» **Instruction**: Turn the records from the first line through the line containing "nav-add-funds[interactable]: Add Funds" into a JSON list of strings, one string per line, with blank lines omitted.

» **Data shown**:

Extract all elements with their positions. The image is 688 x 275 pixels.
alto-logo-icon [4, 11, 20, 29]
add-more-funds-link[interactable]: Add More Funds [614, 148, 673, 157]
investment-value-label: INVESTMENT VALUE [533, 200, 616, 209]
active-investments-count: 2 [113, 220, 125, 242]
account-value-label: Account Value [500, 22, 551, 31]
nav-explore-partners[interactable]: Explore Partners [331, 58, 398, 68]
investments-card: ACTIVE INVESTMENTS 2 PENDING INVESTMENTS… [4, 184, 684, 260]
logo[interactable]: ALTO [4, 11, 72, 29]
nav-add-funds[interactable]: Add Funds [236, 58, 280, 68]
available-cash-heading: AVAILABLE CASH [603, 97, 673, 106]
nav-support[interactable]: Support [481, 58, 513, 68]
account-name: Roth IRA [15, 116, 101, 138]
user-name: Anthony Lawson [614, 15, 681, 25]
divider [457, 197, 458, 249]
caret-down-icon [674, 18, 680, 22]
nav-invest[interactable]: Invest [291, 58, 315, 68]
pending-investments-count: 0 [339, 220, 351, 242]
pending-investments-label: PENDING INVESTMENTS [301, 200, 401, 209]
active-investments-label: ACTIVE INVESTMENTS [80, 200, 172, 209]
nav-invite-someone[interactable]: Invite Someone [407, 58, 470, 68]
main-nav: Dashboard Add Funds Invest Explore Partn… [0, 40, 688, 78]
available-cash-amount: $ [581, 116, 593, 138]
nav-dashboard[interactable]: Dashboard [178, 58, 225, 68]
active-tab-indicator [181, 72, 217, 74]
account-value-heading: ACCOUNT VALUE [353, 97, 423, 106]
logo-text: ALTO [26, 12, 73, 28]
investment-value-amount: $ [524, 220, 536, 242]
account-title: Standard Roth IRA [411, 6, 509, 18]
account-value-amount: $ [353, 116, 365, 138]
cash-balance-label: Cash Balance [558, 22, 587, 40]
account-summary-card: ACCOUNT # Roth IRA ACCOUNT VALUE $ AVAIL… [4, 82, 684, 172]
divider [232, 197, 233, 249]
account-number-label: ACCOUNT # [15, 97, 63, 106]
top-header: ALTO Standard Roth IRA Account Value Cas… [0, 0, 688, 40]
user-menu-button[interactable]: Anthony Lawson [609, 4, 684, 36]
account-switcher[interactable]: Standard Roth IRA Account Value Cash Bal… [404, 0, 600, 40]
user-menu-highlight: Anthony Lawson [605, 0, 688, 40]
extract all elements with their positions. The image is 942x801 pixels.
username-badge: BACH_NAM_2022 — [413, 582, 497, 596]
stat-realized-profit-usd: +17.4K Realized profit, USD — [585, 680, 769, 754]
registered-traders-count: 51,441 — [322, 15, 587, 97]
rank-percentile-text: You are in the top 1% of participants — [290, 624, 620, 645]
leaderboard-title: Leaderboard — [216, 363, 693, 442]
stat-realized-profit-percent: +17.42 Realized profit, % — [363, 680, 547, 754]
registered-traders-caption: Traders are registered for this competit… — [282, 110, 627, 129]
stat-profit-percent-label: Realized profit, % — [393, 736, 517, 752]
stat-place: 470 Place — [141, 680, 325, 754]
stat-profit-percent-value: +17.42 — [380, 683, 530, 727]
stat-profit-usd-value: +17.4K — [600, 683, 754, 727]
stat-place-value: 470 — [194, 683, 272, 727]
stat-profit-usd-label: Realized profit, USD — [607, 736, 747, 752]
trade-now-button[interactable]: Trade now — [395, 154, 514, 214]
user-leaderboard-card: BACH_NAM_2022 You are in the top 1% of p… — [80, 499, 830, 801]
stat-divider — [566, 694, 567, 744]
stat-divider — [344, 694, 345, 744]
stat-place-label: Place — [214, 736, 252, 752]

» **Output for this task**:
[
  "Extract all elements with their positions. The image is 688 x 275 pixels.",
  "alto-logo-icon [4, 11, 20, 29]",
  "add-more-funds-link[interactable]: Add More Funds [614, 148, 673, 157]",
  "investment-value-label: INVESTMENT VALUE [533, 200, 616, 209]",
  "active-investments-count: 2 [113, 220, 125, 242]",
  "account-value-label: Account Value [500, 22, 551, 31]",
  "nav-explore-partners[interactable]: Explore Partners [331, 58, 398, 68]",
  "investments-card: ACTIVE INVESTMENTS 2 PENDING INVESTMENTS… [4, 184, 684, 260]",
  "logo[interactable]: ALTO [4, 11, 72, 29]",
  "nav-add-funds[interactable]: Add Funds [236, 58, 280, 68]"
]